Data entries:
>>
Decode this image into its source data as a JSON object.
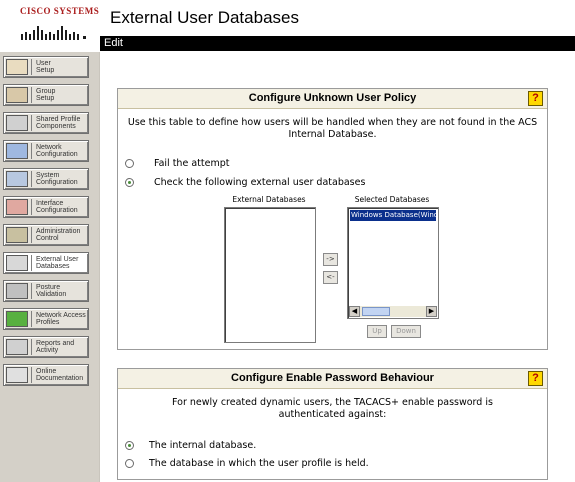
{
  "logo": {
    "text": "Cisco Systems"
  },
  "page": {
    "title": "External User Databases"
  },
  "menubar": {
    "edit": "Edit"
  },
  "nav": {
    "items": [
      {
        "label": "User\nSetup",
        "icon": "user-setup-icon"
      },
      {
        "label": "Group\nSetup",
        "icon": "group-setup-icon"
      },
      {
        "label": "Shared Profile\nComponents",
        "icon": "shared-profile-icon"
      },
      {
        "label": "Network\nConfiguration",
        "icon": "network-config-icon"
      },
      {
        "label": "System\nConfiguration",
        "icon": "system-config-icon"
      },
      {
        "label": "Interface\nConfiguration",
        "icon": "interface-config-icon"
      },
      {
        "label": "Administration\nControl",
        "icon": "admin-control-icon"
      },
      {
        "label": "External User\nDatabases",
        "icon": "external-db-icon"
      },
      {
        "label": "Posture\nValidation",
        "icon": "posture-validation-icon"
      },
      {
        "label": "Network Access\nProfiles",
        "icon": "network-access-icon"
      },
      {
        "label": "Reports and\nActivity",
        "icon": "reports-icon"
      },
      {
        "label": "Online\nDocumentation",
        "icon": "documentation-icon"
      }
    ]
  },
  "unknown_policy": {
    "title": "Configure Unknown User Policy",
    "help": "?",
    "description": "Use this table to define how users will be handled when they are not found in the ACS Internal Database.",
    "option_fail": "Fail the attempt",
    "option_check": "Check the following external user databases",
    "selected_option": "check",
    "external_label": "External Databases",
    "selected_label": "Selected Databases",
    "external_items": [],
    "selected_items": [
      "Windows Database(Windo"
    ],
    "move_right": "->",
    "move_left": "<-",
    "up": "Up",
    "down": "Down"
  },
  "enable_password": {
    "title": "Configure Enable Password Behaviour",
    "help": "?",
    "description": "For newly created dynamic users, the TACACS+ enable password is authenticated against:",
    "option_internal": "The internal database.",
    "option_profile": "The database in which the user profile is held.",
    "selected_option": "internal"
  },
  "colors": {
    "menubar": "#000000",
    "nav_bg": "#d4d0c8",
    "panel_head": "#f4f1e4",
    "selection": "#0a2f8c",
    "help": "#ffd800"
  }
}
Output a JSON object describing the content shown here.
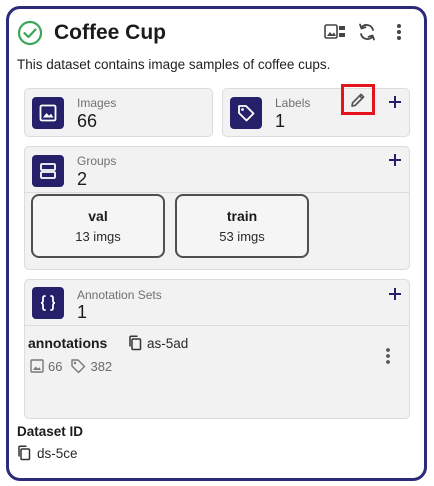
{
  "header": {
    "title": "Coffee Cup",
    "description": "This dataset contains image samples of coffee cups.",
    "status_icon": "check-circle-icon",
    "actions": [
      "image-preview-icon",
      "sync-icon",
      "more-vert-icon"
    ]
  },
  "images": {
    "label": "Images",
    "value": "66",
    "icon": "image-icon"
  },
  "labels": {
    "label": "Labels",
    "value": "1",
    "icon": "tag-icon"
  },
  "groups": {
    "label": "Groups",
    "value": "2",
    "icon": "groups-icon",
    "items": [
      {
        "name": "val",
        "count": "13 imgs"
      },
      {
        "name": "train",
        "count": "53 imgs"
      }
    ]
  },
  "annotation_sets": {
    "label": "Annotation Sets",
    "value": "1",
    "icon": "braces-icon",
    "items": [
      {
        "name": "annotations",
        "id": "as-5ad",
        "images": "66",
        "labels": "382"
      }
    ]
  },
  "dataset": {
    "id_label": "Dataset ID",
    "id": "ds-5ce"
  },
  "colors": {
    "accent": "#26206b",
    "border": "#2d2a7a",
    "check": "#3aa657",
    "highlight": "#e3141b"
  }
}
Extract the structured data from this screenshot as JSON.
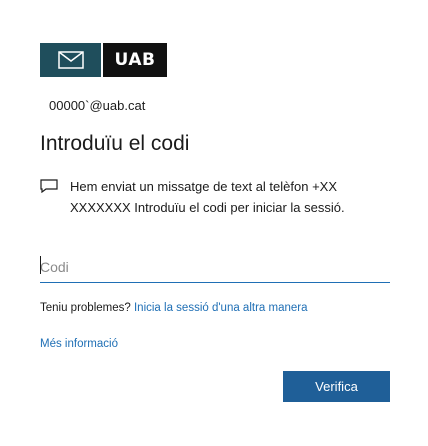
{
  "brand": {
    "logo_text": "UAB",
    "mail_icon": "envelope-icon",
    "colors": {
      "mail_block": "#1f4e5c",
      "brand_block": "#111111"
    }
  },
  "account": {
    "email": "00000`@uab.cat"
  },
  "page": {
    "title": "Introduïu el codi"
  },
  "message": {
    "icon": "message-icon",
    "text": "Hem enviat un missatge de text al telèfon +XX XXXXXXX   Introduïu el codi per iniciar la sessió."
  },
  "code_input": {
    "placeholder": "Codi",
    "value": ""
  },
  "trouble": {
    "prefix": "Teniu problemes? ",
    "link": "Inicia la sessió d'una altra manera"
  },
  "more_info": {
    "label": "Més informació"
  },
  "verify_button": {
    "label": "Verifica",
    "color": "#1f5f98"
  },
  "accent_color": "#1f6fb5"
}
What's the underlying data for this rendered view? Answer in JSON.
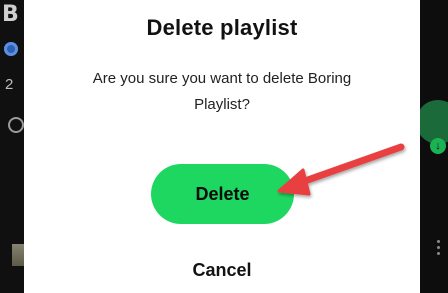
{
  "background": {
    "left_glyph": "B",
    "left_count": "2"
  },
  "dialog": {
    "title": "Delete playlist",
    "message": "Are you sure you want to delete Boring Playlist?",
    "confirm_label": "Delete",
    "cancel_label": "Cancel"
  },
  "annotation": {
    "arrow_color": "#e8413f",
    "target": "delete-button"
  },
  "colors": {
    "accent_green": "#1ed760",
    "dialog_bg": "#ffffff",
    "backdrop": "#121212"
  },
  "icons": {
    "background_icons": [
      "avatar-icon",
      "ring-icon",
      "download-icon",
      "more-vertical-icon"
    ]
  }
}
<<
● **What the task requires**:
Restate the data above exactly, stripping out each image.

● **Expected output**:
Decode this image into its source data as a JSON object.
{
  "logo": {
    "text": "Cisco Systems"
  },
  "page": {
    "title": "External User Databases"
  },
  "menubar": {
    "edit": "Edit"
  },
  "nav": {
    "items": [
      {
        "label": "User\nSetup",
        "icon": "user-setup-icon"
      },
      {
        "label": "Group\nSetup",
        "icon": "group-setup-icon"
      },
      {
        "label": "Shared Profile\nComponents",
        "icon": "shared-profile-icon"
      },
      {
        "label": "Network\nConfiguration",
        "icon": "network-config-icon"
      },
      {
        "label": "System\nConfiguration",
        "icon": "system-config-icon"
      },
      {
        "label": "Interface\nConfiguration",
        "icon": "interface-config-icon"
      },
      {
        "label": "Administration\nControl",
        "icon": "admin-control-icon"
      },
      {
        "label": "External User\nDatabases",
        "icon": "external-db-icon"
      },
      {
        "label": "Posture\nValidation",
        "icon": "posture-validation-icon"
      },
      {
        "label": "Network Access\nProfiles",
        "icon": "network-access-icon"
      },
      {
        "label": "Reports and\nActivity",
        "icon": "reports-icon"
      },
      {
        "label": "Online\nDocumentation",
        "icon": "documentation-icon"
      }
    ]
  },
  "unknown_policy": {
    "title": "Configure Unknown User Policy",
    "help": "?",
    "description": "Use this table to define how users will be handled when they are not found in the ACS Internal Database.",
    "option_fail": "Fail the attempt",
    "option_check": "Check the following external user databases",
    "selected_option": "check",
    "external_label": "External Databases",
    "selected_label": "Selected Databases",
    "external_items": [],
    "selected_items": [
      "Windows Database(Windo"
    ],
    "move_right": "->",
    "move_left": "<-",
    "up": "Up",
    "down": "Down"
  },
  "enable_password": {
    "title": "Configure Enable Password Behaviour",
    "help": "?",
    "description": "For newly created dynamic users, the TACACS+ enable password is authenticated against:",
    "option_internal": "The internal database.",
    "option_profile": "The database in which the user profile is held.",
    "selected_option": "internal"
  },
  "colors": {
    "menubar": "#000000",
    "nav_bg": "#d4d0c8",
    "panel_head": "#f4f1e4",
    "selection": "#0a2f8c",
    "help": "#ffd800"
  }
}
Output a JSON object describing the content shown here.
{
  "header": {
    "title": "Coffee Cup",
    "description": "This dataset contains image samples of coffee cups.",
    "status_icon": "check-circle-icon",
    "actions": [
      "image-preview-icon",
      "sync-icon",
      "more-vert-icon"
    ]
  },
  "images": {
    "label": "Images",
    "value": "66",
    "icon": "image-icon"
  },
  "labels": {
    "label": "Labels",
    "value": "1",
    "icon": "tag-icon"
  },
  "groups": {
    "label": "Groups",
    "value": "2",
    "icon": "groups-icon",
    "items": [
      {
        "name": "val",
        "count": "13 imgs"
      },
      {
        "name": "train",
        "count": "53 imgs"
      }
    ]
  },
  "annotation_sets": {
    "label": "Annotation Sets",
    "value": "1",
    "icon": "braces-icon",
    "items": [
      {
        "name": "annotations",
        "id": "as-5ad",
        "images": "66",
        "labels": "382"
      }
    ]
  },
  "dataset": {
    "id_label": "Dataset ID",
    "id": "ds-5ce"
  },
  "colors": {
    "accent": "#26206b",
    "border": "#2d2a7a",
    "check": "#3aa657",
    "highlight": "#e3141b"
  }
}
Extract the structured data from this screenshot as JSON.
{
  "brand": {
    "logo_text": "UAB",
    "mail_icon": "envelope-icon",
    "colors": {
      "mail_block": "#1f4e5c",
      "brand_block": "#111111"
    }
  },
  "account": {
    "email": "00000`@uab.cat"
  },
  "page": {
    "title": "Introduïu el codi"
  },
  "message": {
    "icon": "message-icon",
    "text": "Hem enviat un missatge de text al telèfon +XX XXXXXXX   Introduïu el codi per iniciar la sessió."
  },
  "code_input": {
    "placeholder": "Codi",
    "value": ""
  },
  "trouble": {
    "prefix": "Teniu problemes? ",
    "link": "Inicia la sessió d'una altra manera"
  },
  "more_info": {
    "label": "Més informació"
  },
  "verify_button": {
    "label": "Verifica",
    "color": "#1f5f98"
  },
  "accent_color": "#1f6fb5"
}
What's the underlying data for this rendered view? Answer in JSON.
{
  "background": {
    "left_glyph": "B",
    "left_count": "2"
  },
  "dialog": {
    "title": "Delete playlist",
    "message": "Are you sure you want to delete Boring Playlist?",
    "confirm_label": "Delete",
    "cancel_label": "Cancel"
  },
  "annotation": {
    "arrow_color": "#e8413f",
    "target": "delete-button"
  },
  "colors": {
    "accent_green": "#1ed760",
    "dialog_bg": "#ffffff",
    "backdrop": "#121212"
  },
  "icons": {
    "background_icons": [
      "avatar-icon",
      "ring-icon",
      "download-icon",
      "more-vertical-icon"
    ]
  }
}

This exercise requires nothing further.